#### [What you are asked to do]
Give only the number of lines that include the string "Transactions".

-- Start --

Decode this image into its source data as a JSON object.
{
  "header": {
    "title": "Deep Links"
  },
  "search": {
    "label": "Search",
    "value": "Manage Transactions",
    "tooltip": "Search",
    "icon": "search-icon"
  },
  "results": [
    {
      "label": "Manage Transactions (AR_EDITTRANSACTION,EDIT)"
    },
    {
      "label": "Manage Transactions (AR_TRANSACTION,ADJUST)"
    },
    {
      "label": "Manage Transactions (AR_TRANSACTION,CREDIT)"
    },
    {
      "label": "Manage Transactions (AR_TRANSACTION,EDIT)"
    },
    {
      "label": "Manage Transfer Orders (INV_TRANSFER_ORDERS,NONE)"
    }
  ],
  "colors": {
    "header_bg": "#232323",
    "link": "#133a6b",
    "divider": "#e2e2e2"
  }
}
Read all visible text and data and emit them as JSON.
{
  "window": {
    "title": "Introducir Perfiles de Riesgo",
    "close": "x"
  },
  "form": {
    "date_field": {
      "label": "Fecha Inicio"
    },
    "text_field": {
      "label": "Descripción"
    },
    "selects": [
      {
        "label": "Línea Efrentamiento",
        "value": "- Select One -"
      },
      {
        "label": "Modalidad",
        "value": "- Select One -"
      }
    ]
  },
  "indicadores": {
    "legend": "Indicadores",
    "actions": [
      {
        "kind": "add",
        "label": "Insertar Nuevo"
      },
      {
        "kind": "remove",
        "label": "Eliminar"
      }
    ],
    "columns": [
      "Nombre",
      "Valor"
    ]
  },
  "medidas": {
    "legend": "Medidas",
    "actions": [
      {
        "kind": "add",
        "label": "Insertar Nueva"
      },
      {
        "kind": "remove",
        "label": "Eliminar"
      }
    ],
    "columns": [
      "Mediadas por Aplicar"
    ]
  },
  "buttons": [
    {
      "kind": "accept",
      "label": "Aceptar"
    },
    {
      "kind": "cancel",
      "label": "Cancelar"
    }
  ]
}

-- End --

#### [Answer to this exercise]
5